### WHAT IS NEEDED
In the entries that follow, how many lines contain the word "государственных"? Answer with the number only.

Extracted records:
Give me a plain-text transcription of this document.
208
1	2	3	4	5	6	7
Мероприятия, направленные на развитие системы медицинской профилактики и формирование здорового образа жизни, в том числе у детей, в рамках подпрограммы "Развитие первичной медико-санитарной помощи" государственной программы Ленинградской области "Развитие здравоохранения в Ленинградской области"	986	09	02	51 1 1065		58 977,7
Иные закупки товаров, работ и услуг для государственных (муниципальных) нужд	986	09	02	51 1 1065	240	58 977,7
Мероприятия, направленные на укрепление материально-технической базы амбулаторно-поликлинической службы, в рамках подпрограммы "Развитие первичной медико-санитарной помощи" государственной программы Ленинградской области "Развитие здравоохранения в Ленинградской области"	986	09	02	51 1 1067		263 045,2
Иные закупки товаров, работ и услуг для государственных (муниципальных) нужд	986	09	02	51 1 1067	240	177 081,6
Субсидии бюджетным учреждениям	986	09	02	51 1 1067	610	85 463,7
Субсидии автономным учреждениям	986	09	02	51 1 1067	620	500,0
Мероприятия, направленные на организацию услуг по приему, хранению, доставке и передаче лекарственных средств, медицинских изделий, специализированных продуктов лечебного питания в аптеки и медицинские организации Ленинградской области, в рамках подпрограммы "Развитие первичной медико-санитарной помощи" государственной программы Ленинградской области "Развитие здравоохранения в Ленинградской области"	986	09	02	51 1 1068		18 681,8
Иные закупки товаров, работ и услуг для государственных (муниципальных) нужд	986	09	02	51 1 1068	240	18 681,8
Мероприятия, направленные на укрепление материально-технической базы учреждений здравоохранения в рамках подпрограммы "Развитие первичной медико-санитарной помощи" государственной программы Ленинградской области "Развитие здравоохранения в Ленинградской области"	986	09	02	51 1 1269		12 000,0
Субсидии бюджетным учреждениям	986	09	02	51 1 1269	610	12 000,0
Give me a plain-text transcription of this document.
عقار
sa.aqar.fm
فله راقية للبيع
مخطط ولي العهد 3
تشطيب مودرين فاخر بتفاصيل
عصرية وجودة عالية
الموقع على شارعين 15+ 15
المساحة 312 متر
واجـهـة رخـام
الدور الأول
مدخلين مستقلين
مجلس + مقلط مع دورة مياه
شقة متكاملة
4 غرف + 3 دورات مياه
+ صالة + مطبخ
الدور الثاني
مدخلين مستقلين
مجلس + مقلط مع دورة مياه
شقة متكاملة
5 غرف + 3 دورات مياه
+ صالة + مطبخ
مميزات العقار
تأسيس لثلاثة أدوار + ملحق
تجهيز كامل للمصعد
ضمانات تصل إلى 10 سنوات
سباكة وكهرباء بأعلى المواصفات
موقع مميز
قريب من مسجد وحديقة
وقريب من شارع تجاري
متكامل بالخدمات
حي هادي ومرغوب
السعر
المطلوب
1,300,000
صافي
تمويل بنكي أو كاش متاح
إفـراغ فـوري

### THE SOLUTION
3